___ Excerpted records

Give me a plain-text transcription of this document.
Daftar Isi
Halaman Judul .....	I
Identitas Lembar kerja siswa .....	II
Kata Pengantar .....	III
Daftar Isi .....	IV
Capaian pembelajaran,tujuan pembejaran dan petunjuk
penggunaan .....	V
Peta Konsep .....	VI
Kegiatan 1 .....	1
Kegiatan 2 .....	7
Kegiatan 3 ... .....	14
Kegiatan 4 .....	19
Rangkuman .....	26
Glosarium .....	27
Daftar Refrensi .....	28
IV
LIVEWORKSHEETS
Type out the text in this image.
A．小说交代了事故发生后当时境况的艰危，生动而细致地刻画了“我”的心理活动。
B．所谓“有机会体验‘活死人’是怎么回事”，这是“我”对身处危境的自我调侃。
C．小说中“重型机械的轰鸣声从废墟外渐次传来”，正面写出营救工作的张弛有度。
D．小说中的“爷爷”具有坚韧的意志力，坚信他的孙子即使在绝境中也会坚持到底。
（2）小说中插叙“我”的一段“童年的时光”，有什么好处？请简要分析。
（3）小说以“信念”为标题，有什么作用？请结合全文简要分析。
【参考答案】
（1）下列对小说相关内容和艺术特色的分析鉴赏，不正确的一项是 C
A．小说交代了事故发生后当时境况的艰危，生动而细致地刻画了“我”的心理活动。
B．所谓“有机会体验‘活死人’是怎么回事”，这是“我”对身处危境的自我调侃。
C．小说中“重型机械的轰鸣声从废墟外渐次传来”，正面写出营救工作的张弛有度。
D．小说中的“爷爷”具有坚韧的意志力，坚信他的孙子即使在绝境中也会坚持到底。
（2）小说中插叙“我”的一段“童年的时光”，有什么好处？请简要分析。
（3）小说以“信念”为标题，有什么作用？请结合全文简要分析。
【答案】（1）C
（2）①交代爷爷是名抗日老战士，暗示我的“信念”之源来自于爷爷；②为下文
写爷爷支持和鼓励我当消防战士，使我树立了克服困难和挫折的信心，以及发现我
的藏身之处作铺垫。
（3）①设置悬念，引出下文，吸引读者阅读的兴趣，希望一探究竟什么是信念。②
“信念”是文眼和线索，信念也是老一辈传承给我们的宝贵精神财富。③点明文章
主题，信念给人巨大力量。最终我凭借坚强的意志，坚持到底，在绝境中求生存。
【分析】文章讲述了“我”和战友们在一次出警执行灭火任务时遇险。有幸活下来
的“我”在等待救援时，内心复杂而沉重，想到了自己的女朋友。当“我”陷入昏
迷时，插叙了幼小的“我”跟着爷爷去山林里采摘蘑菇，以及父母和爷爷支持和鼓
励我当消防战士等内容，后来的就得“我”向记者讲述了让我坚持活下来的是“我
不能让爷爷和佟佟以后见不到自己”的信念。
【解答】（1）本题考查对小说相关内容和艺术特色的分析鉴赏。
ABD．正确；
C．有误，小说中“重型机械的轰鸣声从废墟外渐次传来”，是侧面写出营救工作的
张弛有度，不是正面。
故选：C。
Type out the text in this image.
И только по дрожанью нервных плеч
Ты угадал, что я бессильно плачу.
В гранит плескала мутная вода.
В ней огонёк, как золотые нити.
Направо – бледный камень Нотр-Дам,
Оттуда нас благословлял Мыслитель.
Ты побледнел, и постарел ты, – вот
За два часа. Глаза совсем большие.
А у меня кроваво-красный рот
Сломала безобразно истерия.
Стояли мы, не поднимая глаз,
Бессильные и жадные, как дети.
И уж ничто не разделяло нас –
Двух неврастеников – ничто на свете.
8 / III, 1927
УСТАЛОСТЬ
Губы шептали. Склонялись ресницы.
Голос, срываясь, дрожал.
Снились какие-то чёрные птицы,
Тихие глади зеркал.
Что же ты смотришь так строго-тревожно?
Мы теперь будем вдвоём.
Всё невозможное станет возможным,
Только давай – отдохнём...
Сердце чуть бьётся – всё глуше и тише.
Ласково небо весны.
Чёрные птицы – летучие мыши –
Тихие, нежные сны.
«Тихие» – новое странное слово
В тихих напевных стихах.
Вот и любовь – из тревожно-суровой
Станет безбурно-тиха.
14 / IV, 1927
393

______

- **Exercise details**: The records above must be output exactly, in full.

- **Response for this exercise**:
Give me a plain-text transcription of this document.
Daftar Isi
Halaman Judul .....	I
Identitas Lembar kerja siswa .....	II
Kata Pengantar .....	III
Daftar Isi .....	IV
Capaian pembelajaran,tujuan pembejaran dan petunjuk
penggunaan .....	V
Peta Konsep .....	VI
Kegiatan 1 .....	1
Kegiatan 2 .....	7
Kegiatan 3 ... .....	14
Kegiatan 4 .....	19
Rangkuman .....	26
Glosarium .....	27
Daftar Refrensi .....	28
IV
LIVEWORKSHEETS
Type out the text in this image.
A．小说交代了事故发生后当时境况的艰危，生动而细致地刻画了“我”的心理活动。
B．所谓“有机会体验‘活死人’是怎么回事”，这是“我”对身处危境的自我调侃。
C．小说中“重型机械的轰鸣声从废墟外渐次传来”，正面写出营救工作的张弛有度。
D．小说中的“爷爷”具有坚韧的意志力，坚信他的孙子即使在绝境中也会坚持到底。
（2）小说中插叙“我”的一段“童年的时光”，有什么好处？请简要分析。
（3）小说以“信念”为标题，有什么作用？请结合全文简要分析。
【参考答案】
（1）下列对小说相关内容和艺术特色的分析鉴赏，不正确的一项是 C
A．小说交代了事故发生后当时境况的艰危，生动而细致地刻画了“我”的心理活动。
B．所谓“有机会体验‘活死人’是怎么回事”，这是“我”对身处危境的自我调侃。
C．小说中“重型机械的轰鸣声从废墟外渐次传来”，正面写出营救工作的张弛有度。
D．小说中的“爷爷”具有坚韧的意志力，坚信他的孙子即使在绝境中也会坚持到底。
（2）小说中插叙“我”的一段“童年的时光”，有什么好处？请简要分析。
（3）小说以“信念”为标题，有什么作用？请结合全文简要分析。
【答案】（1）C
（2）①交代爷爷是名抗日老战士，暗示我的“信念”之源来自于爷爷；②为下文
写爷爷支持和鼓励我当消防战士，使我树立了克服困难和挫折的信心，以及发现我
的藏身之处作铺垫。
（3）①设置悬念，引出下文，吸引读者阅读的兴趣，希望一探究竟什么是信念。②
“信念”是文眼和线索，信念也是老一辈传承给我们的宝贵精神财富。③点明文章
主题，信念给人巨大力量。最终我凭借坚强的意志，坚持到底，在绝境中求生存。
【分析】文章讲述了“我”和战友们在一次出警执行灭火任务时遇险。有幸活下来
的“我”在等待救援时，内心复杂而沉重，想到了自己的女朋友。当“我”陷入昏
迷时，插叙了幼小的“我”跟着爷爷去山林里采摘蘑菇，以及父母和爷爷支持和鼓
励我当消防战士等内容，后来的就得“我”向记者讲述了让我坚持活下来的是“我
不能让爷爷和佟佟以后见不到自己”的信念。
【解答】（1）本题考查对小说相关内容和艺术特色的分析鉴赏。
ABD．正确；
C．有误，小说中“重型机械的轰鸣声从废墟外渐次传来”，是侧面写出营救工作的
张弛有度，不是正面。
故选：C。
Type out the text in this image.
И только по дрожанью нервных плеч
Ты угадал, что я бессильно плачу.
В гранит плескала мутная вода.
В ней огонёк, как золотые нити.
Направо – бледный камень Нотр-Дам,
Оттуда нас благословлял Мыслитель.
Ты побледнел, и постарел ты, – вот
За два часа. Глаза совсем большие.
А у меня кроваво-красный рот
Сломала безобразно истерия.
Стояли мы, не поднимая глаз,
Бессильные и жадные, как дети.
И уж ничто не разделяло нас –
Двух неврастеников – ничто на свете.
8 / III, 1927
УСТАЛОСТЬ
Губы шептали. Склонялись ресницы.
Голос, срываясь, дрожал.
Снились какие-то чёрные птицы,
Тихие глади зеркал.
Что же ты смотришь так строго-тревожно?
Мы теперь будем вдвоём.
Всё невозможное станет возможным,
Только давай – отдохнём...
Сердце чуть бьётся – всё глуше и тише.
Ласково небо весны.
Чёрные птицы – летучие мыши –
Тихие, нежные сны.
«Тихие» – новое странное слово
В тихих напевных стихах.
Вот и любовь – из тревожно-суровой
Станет безбурно-тиха.
14 / IV, 1927
393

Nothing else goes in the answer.